- [Description of the task]: Copy the lines of the records word for word, beginning with the line containing "Patent image size: (1045, 1373)." and continuing through the line containing "The double layered sealing canvas 14".

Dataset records

====

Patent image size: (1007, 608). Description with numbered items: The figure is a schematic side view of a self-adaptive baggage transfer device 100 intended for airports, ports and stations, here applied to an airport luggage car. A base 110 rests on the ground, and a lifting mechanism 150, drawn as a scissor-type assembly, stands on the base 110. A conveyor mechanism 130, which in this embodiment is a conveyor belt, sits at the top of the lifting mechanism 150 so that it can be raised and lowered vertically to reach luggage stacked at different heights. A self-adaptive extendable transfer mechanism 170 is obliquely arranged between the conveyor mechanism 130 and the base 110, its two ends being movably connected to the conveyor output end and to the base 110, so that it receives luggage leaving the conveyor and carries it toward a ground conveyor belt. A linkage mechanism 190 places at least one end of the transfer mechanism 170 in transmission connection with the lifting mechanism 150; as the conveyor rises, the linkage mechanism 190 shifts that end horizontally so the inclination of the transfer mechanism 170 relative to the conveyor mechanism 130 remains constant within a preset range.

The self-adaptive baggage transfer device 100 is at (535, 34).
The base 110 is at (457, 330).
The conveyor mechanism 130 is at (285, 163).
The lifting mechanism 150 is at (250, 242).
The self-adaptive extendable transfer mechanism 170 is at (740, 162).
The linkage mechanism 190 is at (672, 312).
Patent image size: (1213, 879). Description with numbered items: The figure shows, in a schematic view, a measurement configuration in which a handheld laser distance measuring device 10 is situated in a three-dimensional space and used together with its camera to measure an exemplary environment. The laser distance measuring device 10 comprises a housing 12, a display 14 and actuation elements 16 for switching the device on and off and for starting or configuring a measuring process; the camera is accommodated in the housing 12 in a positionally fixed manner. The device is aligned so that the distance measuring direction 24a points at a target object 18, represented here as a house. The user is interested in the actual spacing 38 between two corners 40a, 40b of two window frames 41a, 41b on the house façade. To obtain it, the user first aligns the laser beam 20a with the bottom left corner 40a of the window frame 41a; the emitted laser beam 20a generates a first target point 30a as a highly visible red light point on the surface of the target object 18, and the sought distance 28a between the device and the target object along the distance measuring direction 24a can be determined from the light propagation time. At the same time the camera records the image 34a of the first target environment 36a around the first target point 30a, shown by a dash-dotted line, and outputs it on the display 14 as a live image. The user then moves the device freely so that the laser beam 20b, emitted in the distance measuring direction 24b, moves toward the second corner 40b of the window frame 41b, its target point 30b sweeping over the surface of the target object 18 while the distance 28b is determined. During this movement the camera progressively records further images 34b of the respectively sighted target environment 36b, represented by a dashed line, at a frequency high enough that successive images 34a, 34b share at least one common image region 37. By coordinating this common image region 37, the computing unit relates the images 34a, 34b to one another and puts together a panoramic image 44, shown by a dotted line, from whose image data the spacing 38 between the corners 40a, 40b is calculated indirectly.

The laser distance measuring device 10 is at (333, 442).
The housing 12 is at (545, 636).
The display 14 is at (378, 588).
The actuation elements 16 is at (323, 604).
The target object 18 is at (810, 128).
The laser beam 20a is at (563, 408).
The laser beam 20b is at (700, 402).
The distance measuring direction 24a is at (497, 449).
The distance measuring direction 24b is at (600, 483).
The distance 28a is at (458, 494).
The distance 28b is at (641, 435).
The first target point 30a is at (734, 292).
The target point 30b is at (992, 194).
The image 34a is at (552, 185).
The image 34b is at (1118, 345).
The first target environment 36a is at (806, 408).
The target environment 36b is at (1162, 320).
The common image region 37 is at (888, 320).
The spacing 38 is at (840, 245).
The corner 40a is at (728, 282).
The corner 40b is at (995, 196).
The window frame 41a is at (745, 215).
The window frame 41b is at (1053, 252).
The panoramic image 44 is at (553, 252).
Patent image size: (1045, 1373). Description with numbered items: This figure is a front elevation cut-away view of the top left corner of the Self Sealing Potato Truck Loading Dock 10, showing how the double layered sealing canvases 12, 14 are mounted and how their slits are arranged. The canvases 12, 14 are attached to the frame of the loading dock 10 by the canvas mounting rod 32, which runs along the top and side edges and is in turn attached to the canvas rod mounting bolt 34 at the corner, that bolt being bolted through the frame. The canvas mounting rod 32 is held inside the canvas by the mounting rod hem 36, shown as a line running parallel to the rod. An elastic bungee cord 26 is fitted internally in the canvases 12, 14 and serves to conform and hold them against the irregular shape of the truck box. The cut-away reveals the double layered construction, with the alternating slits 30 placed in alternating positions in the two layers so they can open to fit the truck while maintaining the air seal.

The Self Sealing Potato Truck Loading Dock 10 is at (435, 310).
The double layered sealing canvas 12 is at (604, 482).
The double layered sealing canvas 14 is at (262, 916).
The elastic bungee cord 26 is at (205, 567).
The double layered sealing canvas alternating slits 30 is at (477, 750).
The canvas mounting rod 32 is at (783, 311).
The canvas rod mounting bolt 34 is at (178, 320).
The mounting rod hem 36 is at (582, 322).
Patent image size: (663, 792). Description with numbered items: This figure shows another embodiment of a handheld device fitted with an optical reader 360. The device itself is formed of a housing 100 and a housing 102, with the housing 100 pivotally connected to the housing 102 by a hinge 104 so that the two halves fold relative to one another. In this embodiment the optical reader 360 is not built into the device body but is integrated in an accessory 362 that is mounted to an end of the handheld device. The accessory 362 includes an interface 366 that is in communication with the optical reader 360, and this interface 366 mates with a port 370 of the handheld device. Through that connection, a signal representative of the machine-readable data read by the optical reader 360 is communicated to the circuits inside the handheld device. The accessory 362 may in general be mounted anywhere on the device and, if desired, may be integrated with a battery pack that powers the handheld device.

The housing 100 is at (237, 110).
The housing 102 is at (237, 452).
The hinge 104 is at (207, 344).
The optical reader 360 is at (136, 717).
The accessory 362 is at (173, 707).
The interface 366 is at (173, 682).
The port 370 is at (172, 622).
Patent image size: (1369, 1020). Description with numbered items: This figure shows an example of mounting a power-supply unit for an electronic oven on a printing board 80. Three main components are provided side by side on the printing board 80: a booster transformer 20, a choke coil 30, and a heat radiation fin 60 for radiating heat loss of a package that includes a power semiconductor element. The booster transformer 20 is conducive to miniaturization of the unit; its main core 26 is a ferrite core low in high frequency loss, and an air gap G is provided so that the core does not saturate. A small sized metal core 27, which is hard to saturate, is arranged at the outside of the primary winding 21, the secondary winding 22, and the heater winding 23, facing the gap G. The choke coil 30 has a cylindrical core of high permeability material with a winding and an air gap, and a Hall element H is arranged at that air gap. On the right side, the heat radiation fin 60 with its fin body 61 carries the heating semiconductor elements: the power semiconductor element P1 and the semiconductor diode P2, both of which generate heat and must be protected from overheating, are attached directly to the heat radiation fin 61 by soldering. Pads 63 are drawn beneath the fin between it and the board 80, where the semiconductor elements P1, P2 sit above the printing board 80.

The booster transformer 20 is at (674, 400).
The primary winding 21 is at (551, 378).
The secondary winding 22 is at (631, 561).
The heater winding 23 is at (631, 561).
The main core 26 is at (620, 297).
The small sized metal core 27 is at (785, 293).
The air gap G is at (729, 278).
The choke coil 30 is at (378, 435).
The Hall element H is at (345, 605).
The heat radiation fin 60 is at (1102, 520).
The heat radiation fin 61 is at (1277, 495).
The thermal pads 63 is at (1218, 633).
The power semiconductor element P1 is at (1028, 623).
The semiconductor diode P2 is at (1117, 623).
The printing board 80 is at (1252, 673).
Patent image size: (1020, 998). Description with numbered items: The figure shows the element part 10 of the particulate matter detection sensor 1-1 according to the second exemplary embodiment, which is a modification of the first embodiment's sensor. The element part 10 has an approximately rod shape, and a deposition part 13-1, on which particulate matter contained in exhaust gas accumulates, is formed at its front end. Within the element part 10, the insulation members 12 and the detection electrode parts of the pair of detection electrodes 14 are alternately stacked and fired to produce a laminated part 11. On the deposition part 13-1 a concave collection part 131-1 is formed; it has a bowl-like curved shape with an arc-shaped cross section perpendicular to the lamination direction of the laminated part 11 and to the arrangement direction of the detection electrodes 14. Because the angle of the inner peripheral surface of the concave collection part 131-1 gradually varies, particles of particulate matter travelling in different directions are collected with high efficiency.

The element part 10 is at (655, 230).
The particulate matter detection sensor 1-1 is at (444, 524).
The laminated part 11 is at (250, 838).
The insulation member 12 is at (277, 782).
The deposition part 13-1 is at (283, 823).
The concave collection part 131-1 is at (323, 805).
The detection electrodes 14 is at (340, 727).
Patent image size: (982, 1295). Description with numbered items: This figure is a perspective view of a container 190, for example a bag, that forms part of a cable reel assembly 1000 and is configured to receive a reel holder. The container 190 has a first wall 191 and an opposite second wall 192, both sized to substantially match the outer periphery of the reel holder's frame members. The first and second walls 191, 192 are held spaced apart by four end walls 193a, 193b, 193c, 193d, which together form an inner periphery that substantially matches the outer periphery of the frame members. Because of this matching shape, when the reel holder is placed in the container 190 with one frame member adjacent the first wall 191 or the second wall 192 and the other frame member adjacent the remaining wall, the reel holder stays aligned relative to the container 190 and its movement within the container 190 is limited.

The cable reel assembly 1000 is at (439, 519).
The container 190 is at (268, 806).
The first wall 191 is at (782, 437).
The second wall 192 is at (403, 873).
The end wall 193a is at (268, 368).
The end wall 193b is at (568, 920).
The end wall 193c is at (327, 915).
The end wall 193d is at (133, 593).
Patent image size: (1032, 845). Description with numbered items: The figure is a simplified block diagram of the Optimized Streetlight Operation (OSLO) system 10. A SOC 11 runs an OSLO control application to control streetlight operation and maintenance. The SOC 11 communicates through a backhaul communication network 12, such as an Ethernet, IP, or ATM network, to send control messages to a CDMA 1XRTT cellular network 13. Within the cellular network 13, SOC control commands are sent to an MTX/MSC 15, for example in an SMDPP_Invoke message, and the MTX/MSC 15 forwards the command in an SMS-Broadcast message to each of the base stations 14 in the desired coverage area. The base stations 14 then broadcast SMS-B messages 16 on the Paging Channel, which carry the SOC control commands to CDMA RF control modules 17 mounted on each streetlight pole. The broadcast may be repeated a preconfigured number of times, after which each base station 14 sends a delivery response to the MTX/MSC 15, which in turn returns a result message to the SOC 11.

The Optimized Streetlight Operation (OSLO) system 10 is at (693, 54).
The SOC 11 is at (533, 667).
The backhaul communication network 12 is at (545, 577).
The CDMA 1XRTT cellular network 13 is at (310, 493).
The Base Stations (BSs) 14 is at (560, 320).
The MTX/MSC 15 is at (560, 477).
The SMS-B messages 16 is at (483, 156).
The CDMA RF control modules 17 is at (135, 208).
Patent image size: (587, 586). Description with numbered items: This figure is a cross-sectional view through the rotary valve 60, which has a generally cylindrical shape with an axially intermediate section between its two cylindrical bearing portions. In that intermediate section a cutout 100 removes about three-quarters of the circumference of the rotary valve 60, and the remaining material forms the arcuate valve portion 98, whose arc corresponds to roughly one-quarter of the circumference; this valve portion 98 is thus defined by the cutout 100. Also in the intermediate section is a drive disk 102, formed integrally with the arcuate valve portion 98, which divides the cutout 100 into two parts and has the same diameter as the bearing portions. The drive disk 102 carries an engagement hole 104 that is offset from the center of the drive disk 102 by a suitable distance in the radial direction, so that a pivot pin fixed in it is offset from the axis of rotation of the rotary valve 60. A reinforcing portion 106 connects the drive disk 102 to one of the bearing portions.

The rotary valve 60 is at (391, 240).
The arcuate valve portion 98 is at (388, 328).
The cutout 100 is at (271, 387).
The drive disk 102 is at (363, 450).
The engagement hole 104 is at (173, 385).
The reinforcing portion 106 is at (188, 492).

====

- [In response]:
Patent image size: (1045, 1373). Description with numbered items: This figure is a front elevation cut-away view of the top left corner of the Self Sealing Potato Truck Loading Dock 10, showing how the double layered sealing canvases 12, 14 are mounted and how their slits are arranged. The canvases 12, 14 are attached to the frame of the loading dock 10 by the canvas mounting rod 32, which runs along the top and side edges and is in turn attached to the canvas rod mounting bolt 34 at the corner, that bolt being bolted through the frame. The canvas mounting rod 32 is held inside the canvas by the mounting rod hem 36, shown as a line running parallel to the rod. An elastic bungee cord 26 is fitted internally in the canvases 12, 14 and serves to conform and hold them against the irregular shape of the truck box. The cut-away reveals the double layered construction, with the alternating slits 30 placed in alternating positions in the two layers so they can open to fit the truck while maintaining the air seal.

The Self Sealing Potato Truck Loading Dock 10 is at (435, 310).
The double layered sealing canvas 12 is at (604, 482).
The double layered sealing canvas 14 is at (262, 916).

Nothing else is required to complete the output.